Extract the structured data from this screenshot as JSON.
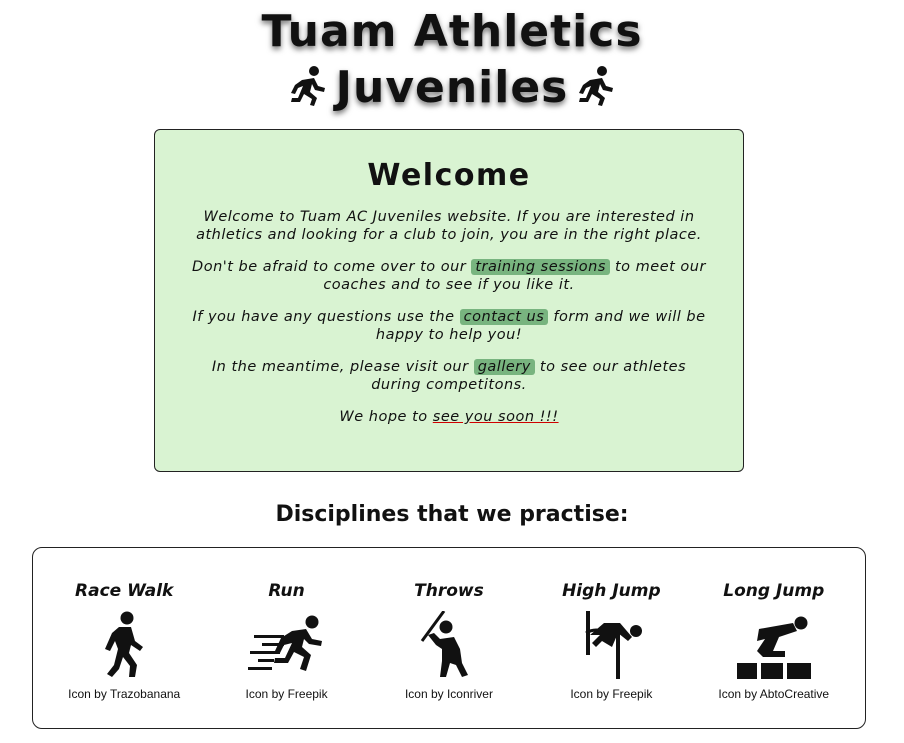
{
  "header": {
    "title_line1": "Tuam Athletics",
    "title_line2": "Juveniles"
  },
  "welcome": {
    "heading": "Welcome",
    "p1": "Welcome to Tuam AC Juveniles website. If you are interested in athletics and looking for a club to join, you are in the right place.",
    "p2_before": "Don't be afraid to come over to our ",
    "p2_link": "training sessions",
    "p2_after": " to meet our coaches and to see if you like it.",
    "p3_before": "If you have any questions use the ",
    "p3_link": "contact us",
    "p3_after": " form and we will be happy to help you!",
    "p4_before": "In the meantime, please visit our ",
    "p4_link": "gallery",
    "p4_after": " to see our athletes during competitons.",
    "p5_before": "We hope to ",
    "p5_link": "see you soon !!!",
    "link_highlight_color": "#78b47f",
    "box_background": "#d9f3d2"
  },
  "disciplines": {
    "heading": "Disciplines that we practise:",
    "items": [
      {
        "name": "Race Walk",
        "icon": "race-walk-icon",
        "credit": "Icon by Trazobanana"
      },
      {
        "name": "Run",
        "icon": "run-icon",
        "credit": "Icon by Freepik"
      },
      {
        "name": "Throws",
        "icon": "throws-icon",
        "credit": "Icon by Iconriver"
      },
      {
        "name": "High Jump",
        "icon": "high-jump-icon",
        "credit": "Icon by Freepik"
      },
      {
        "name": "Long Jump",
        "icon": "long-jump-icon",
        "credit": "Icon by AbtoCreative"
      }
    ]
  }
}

======

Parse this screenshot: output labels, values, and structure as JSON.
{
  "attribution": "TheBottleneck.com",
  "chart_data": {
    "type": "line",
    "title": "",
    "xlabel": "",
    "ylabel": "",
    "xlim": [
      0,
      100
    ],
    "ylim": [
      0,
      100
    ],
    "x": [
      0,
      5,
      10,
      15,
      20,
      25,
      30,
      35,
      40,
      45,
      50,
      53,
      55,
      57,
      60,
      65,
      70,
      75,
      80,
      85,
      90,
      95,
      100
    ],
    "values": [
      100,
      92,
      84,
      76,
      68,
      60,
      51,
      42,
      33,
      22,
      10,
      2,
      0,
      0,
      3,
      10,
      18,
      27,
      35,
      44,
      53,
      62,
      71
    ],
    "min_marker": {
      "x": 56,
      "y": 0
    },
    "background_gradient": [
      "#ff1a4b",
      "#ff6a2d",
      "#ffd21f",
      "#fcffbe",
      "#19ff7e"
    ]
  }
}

======

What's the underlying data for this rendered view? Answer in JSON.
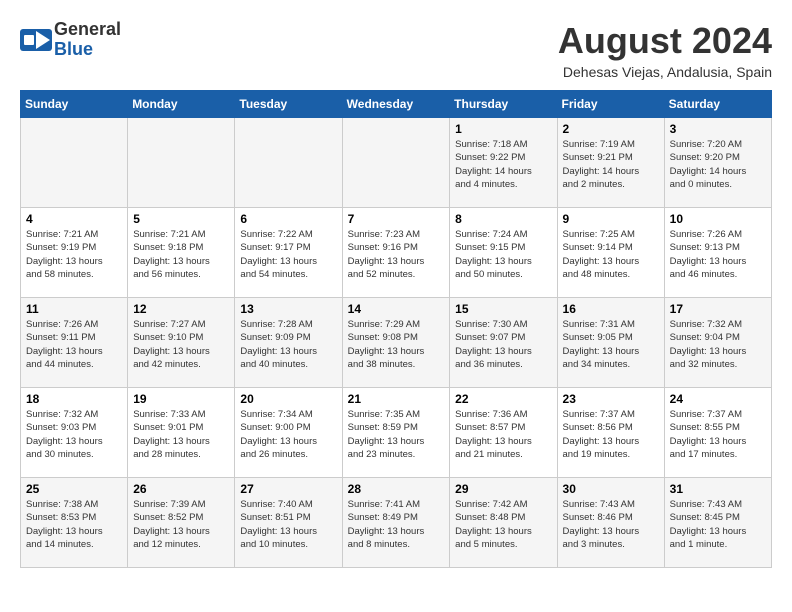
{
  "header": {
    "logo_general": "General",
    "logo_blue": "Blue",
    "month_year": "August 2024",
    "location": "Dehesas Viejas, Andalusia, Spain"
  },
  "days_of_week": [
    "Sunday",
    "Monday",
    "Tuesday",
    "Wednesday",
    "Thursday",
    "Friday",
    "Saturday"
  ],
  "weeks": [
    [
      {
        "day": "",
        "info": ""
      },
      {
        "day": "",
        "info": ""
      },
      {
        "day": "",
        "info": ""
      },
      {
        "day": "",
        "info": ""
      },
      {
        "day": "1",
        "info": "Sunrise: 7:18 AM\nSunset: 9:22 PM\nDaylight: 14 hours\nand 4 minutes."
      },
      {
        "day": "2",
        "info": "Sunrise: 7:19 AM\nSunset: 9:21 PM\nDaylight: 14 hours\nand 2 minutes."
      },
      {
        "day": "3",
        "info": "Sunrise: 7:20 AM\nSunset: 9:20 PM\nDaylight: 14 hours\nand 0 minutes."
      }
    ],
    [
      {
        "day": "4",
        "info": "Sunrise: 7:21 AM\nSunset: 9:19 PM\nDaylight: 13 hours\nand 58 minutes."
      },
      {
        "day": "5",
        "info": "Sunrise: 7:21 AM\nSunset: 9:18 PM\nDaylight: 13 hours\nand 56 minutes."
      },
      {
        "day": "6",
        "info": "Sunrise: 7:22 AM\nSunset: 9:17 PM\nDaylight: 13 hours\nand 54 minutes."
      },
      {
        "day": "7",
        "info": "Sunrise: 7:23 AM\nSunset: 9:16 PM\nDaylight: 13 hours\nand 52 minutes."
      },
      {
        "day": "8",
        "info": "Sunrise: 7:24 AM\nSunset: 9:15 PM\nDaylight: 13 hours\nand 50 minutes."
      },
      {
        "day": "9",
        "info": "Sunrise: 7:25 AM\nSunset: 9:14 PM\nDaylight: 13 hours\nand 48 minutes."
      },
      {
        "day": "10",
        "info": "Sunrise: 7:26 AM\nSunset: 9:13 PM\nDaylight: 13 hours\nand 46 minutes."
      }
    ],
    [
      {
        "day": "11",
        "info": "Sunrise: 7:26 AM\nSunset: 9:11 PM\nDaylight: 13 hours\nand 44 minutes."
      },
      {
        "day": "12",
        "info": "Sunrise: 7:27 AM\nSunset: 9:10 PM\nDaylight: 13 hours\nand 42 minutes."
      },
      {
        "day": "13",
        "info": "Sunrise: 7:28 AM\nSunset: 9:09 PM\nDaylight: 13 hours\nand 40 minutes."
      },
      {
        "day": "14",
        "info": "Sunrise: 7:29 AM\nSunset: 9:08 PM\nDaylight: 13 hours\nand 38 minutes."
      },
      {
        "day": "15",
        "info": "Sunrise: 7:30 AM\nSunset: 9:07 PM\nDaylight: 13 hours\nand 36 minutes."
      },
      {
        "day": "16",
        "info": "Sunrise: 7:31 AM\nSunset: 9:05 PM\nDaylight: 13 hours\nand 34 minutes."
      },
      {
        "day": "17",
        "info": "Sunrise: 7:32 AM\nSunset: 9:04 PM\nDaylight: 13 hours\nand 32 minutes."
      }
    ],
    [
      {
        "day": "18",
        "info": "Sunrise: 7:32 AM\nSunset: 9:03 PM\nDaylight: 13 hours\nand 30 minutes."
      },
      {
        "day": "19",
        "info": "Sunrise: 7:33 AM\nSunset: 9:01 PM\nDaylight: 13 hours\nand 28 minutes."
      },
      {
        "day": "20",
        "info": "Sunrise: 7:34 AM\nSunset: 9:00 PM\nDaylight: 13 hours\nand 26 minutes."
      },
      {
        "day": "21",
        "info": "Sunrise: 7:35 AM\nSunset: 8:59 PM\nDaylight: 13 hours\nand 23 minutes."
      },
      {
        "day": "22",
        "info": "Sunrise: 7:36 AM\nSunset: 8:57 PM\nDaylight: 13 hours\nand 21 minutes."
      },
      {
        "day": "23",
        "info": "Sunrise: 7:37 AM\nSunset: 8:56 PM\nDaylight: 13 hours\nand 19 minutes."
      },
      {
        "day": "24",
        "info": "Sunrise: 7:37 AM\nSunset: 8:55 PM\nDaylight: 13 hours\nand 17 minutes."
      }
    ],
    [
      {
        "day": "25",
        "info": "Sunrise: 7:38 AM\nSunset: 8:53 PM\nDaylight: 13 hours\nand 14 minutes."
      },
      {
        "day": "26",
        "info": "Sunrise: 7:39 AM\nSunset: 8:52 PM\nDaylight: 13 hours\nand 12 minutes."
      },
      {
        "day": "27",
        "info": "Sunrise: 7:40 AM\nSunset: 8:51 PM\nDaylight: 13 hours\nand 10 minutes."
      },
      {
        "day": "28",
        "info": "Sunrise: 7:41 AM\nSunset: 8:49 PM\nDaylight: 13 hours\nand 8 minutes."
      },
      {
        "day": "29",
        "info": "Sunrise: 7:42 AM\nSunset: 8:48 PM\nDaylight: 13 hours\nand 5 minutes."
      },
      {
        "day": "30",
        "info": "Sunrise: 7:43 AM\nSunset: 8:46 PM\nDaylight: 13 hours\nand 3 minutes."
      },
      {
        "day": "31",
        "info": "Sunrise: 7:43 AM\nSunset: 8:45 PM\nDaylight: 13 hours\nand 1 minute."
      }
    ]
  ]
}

======

## Task to complete
Search the data above for the word "screenshot", then gather each line in which it appears.

## Solution to this problem
Extract the structured data from this screenshot as JSON.
Parse this screenshot: output labels, values, and structure as JSON.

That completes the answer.